### [Short problem]
Where a line holds the word "this", copy that line.

### [Excerpted records]
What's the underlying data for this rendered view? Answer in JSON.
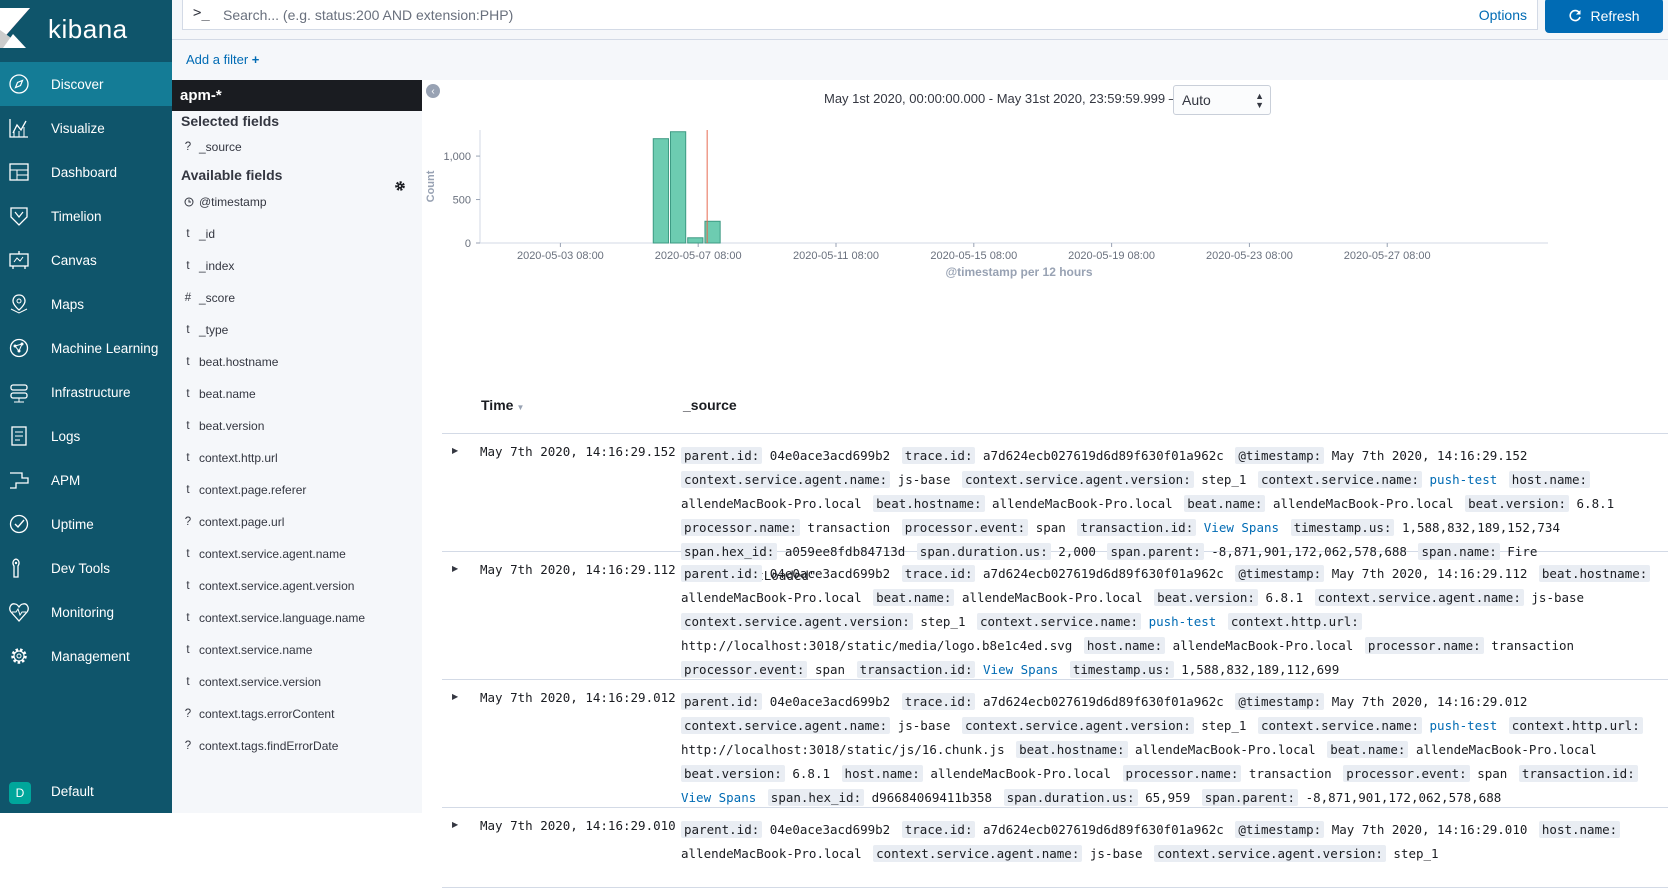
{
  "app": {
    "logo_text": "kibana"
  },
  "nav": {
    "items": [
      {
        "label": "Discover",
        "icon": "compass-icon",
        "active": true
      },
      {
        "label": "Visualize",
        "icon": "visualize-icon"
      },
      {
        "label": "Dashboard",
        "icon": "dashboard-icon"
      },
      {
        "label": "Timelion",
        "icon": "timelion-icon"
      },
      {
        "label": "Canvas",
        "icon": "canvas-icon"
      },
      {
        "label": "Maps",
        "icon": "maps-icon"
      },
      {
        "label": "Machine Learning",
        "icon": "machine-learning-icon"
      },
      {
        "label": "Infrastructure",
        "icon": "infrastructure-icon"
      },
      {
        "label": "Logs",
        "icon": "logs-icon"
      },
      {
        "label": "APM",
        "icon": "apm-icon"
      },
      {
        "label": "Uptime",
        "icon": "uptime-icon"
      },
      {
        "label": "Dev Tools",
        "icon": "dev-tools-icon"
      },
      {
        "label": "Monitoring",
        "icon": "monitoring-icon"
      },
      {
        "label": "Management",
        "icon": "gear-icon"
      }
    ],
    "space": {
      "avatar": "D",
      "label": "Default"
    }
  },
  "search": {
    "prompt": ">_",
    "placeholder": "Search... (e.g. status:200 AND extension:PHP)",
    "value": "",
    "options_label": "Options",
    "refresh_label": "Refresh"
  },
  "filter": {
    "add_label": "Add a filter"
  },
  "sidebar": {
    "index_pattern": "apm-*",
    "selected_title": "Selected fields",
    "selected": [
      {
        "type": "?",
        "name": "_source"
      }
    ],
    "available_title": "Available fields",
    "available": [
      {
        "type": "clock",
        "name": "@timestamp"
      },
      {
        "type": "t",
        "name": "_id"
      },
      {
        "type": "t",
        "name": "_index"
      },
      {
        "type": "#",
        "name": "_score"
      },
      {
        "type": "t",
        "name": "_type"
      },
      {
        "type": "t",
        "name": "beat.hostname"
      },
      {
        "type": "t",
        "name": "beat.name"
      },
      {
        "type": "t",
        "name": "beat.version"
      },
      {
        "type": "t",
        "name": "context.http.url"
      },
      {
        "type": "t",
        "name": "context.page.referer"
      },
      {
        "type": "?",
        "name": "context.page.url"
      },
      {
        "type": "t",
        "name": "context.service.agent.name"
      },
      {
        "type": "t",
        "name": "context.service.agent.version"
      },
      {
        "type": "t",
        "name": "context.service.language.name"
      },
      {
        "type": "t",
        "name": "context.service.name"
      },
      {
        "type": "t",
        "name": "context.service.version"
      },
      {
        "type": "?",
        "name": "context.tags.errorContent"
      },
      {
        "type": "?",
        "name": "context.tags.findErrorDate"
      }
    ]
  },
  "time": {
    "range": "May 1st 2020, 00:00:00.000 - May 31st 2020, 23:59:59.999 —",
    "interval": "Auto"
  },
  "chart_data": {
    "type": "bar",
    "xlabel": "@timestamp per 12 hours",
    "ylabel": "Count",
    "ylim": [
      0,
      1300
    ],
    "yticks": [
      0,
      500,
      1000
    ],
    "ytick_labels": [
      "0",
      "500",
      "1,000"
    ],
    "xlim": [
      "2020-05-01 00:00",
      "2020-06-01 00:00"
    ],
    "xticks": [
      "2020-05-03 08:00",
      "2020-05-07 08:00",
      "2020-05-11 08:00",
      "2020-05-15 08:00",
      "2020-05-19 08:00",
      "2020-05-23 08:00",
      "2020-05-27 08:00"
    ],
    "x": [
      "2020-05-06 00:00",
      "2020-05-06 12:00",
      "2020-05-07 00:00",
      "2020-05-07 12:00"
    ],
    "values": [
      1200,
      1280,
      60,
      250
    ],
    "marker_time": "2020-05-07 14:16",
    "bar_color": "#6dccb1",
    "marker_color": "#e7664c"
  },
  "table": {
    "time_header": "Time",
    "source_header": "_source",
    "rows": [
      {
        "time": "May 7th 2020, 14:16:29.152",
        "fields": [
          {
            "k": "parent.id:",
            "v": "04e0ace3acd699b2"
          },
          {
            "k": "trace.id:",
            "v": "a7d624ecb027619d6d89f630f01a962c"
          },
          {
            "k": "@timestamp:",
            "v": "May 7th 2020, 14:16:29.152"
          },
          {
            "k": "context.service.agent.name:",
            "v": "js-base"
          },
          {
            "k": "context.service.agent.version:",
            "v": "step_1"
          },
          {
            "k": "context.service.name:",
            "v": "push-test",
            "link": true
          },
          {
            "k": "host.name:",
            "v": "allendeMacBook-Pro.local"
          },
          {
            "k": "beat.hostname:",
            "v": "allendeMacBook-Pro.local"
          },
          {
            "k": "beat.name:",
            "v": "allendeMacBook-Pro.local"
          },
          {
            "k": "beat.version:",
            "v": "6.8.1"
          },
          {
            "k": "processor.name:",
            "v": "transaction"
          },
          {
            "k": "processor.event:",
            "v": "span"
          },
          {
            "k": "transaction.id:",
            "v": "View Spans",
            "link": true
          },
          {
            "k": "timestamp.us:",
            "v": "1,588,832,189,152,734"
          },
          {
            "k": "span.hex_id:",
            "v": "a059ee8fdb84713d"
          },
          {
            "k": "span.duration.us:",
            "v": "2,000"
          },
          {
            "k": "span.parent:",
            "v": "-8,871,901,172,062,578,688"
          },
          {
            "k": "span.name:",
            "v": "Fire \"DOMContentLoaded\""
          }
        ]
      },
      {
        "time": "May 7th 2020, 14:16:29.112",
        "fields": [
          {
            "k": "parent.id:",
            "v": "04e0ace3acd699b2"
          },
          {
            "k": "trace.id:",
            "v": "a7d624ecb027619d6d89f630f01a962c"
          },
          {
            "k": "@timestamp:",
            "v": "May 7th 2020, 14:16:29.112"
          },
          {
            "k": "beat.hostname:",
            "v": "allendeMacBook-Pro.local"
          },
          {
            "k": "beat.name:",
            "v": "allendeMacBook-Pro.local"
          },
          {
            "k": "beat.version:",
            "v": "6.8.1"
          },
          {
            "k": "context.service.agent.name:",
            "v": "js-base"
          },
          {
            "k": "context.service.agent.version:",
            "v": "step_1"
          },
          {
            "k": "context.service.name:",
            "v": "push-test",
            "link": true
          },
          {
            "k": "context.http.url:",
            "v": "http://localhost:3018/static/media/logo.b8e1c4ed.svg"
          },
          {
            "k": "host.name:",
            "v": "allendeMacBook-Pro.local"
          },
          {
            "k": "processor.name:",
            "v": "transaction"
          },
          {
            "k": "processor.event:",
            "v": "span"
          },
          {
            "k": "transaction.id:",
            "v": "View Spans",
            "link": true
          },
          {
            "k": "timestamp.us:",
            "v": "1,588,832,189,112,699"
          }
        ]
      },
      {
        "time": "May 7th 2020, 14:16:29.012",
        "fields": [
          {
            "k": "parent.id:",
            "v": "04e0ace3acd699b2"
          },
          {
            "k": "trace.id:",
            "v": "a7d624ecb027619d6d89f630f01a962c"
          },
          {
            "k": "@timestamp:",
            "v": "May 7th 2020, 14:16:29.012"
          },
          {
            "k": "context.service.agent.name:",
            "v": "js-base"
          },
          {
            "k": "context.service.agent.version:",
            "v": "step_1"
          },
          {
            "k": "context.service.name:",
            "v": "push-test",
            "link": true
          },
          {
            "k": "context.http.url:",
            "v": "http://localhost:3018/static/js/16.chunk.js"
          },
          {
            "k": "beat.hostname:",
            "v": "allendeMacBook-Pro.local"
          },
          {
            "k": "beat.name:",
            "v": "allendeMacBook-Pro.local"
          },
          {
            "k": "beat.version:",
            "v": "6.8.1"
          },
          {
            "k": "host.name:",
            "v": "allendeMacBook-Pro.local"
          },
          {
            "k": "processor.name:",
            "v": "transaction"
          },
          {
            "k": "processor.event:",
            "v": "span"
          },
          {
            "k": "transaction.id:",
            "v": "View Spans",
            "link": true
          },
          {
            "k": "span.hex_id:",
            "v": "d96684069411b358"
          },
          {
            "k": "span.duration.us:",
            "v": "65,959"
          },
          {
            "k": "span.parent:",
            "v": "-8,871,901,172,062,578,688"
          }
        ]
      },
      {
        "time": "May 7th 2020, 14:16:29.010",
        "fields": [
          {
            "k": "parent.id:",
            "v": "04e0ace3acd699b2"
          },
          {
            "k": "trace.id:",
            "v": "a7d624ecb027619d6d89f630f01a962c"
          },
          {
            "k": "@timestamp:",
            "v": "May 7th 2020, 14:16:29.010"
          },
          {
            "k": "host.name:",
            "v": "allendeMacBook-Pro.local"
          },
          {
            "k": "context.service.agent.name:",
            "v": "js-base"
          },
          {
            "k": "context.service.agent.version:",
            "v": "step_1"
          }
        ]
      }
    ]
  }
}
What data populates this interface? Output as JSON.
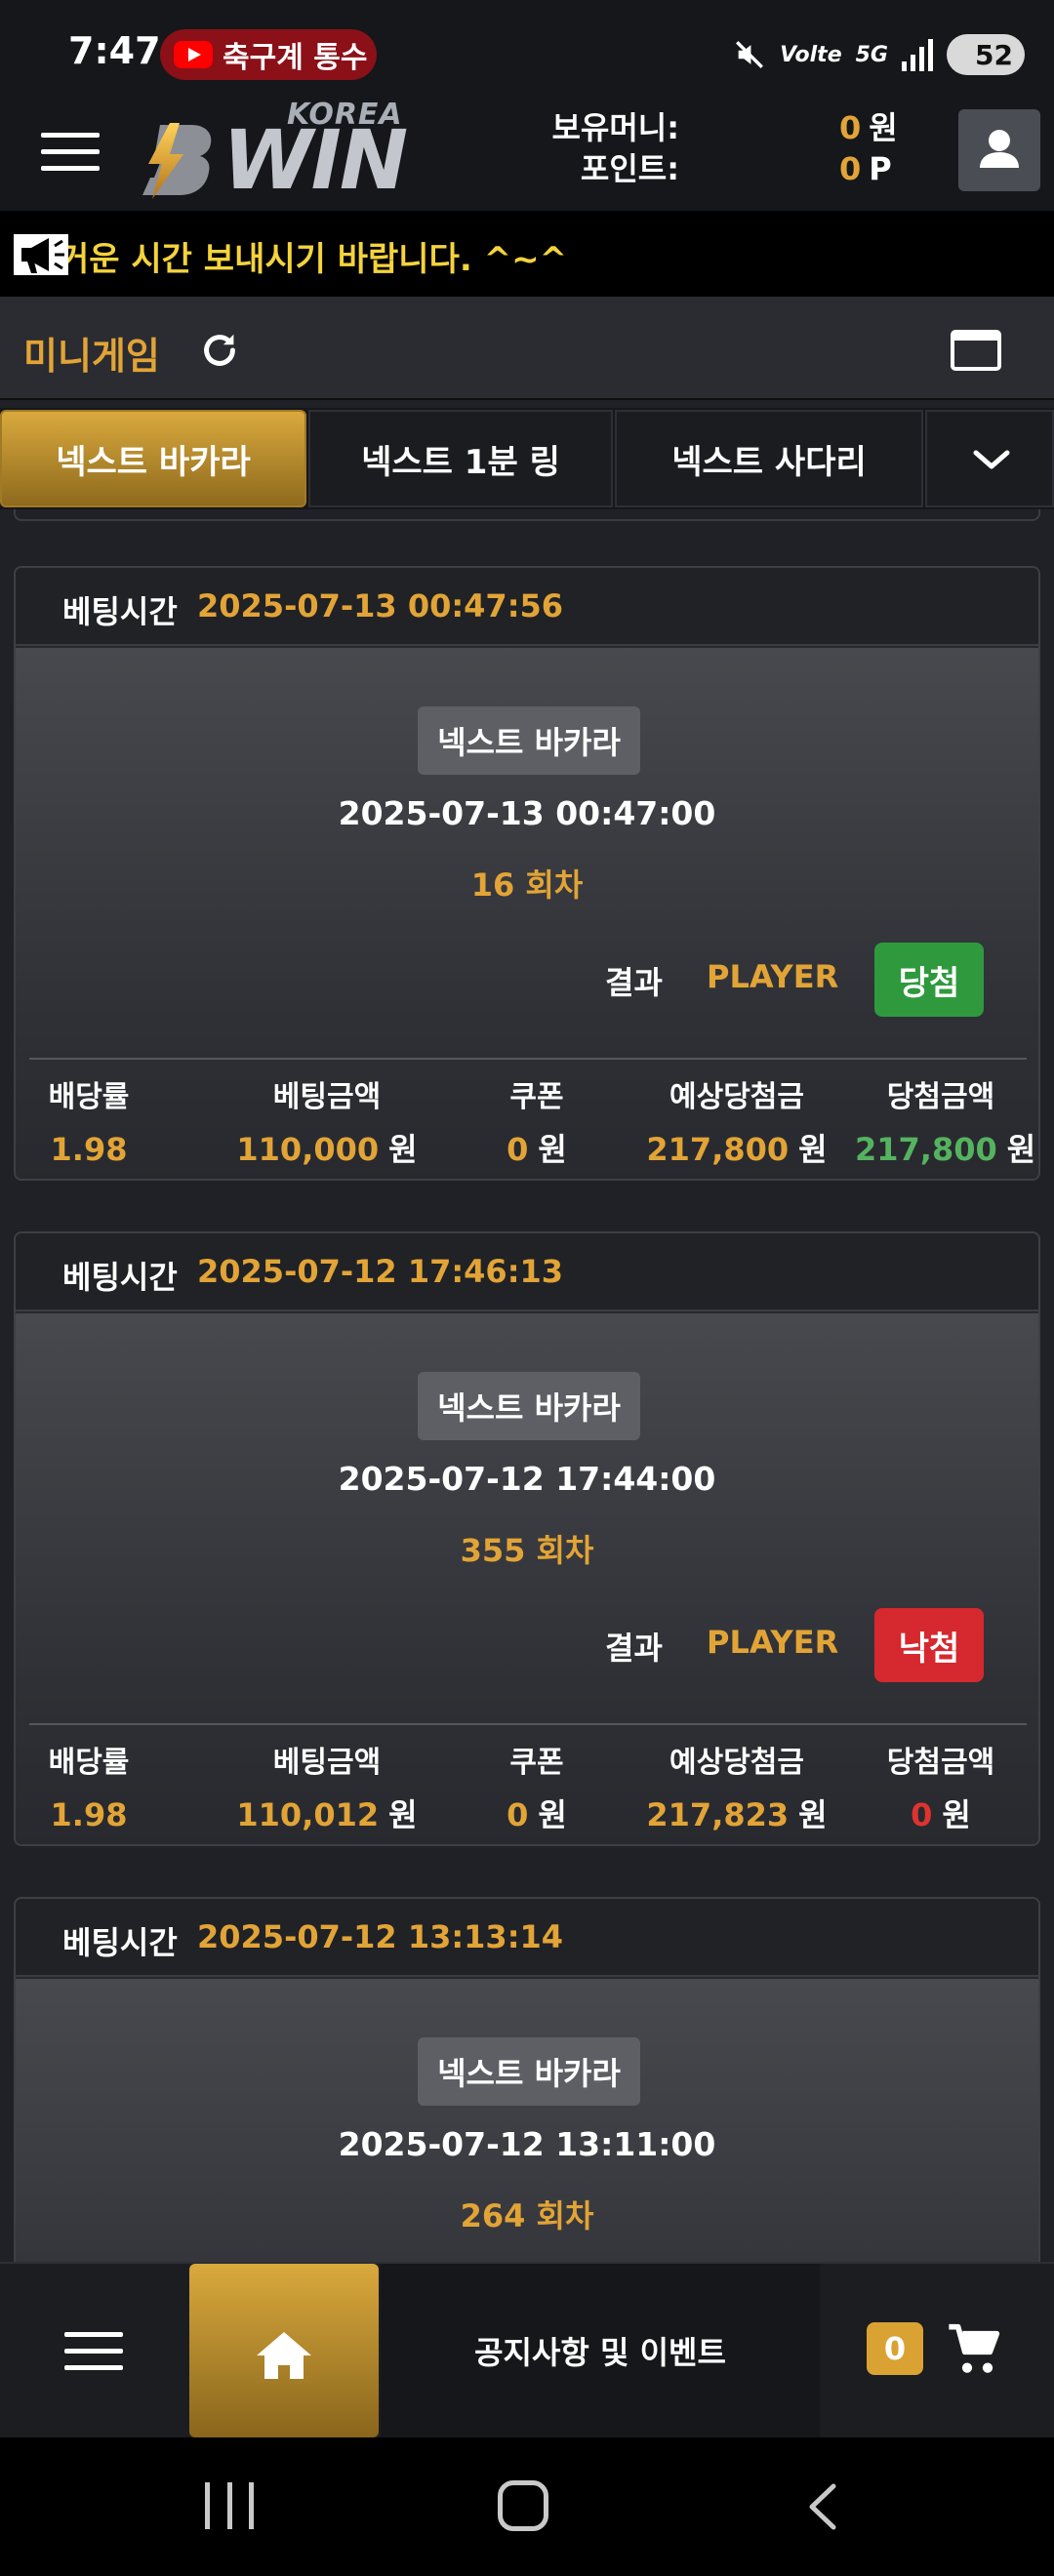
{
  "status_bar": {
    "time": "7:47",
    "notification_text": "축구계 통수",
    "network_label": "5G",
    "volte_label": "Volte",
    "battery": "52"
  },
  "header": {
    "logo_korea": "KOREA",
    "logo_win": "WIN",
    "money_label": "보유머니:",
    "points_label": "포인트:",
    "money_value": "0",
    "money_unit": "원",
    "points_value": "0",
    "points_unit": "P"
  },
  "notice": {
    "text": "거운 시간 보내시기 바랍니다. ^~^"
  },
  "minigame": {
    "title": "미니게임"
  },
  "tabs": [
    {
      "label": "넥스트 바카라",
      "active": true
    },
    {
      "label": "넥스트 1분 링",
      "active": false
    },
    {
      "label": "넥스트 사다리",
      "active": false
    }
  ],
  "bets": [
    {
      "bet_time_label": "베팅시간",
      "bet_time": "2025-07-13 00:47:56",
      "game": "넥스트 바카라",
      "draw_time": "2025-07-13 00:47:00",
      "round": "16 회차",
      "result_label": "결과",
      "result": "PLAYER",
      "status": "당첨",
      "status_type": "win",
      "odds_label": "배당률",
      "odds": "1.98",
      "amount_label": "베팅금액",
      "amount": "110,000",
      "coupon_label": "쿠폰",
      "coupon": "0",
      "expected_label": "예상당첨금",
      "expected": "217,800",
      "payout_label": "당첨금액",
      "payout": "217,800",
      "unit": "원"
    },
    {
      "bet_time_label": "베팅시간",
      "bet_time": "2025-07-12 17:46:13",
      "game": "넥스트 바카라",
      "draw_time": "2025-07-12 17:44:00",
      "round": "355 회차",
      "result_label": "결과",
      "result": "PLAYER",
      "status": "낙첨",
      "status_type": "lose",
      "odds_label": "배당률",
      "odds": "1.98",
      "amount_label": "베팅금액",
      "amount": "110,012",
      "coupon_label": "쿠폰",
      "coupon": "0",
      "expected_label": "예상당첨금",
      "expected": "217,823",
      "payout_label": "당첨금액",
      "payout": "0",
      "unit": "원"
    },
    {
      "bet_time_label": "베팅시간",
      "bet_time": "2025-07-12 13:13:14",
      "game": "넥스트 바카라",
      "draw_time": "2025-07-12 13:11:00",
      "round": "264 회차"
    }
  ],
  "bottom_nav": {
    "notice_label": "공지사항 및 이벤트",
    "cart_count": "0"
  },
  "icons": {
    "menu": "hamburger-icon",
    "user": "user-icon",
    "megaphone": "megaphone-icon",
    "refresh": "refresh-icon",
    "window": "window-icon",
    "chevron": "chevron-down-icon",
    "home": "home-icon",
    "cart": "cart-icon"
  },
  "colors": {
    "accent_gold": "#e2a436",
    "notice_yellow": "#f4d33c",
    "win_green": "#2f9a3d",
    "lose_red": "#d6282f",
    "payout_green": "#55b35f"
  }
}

### [Full output]
What's the underlying data for this rendered view? Answer in JSON.
What data populates this interface? Output as JSON.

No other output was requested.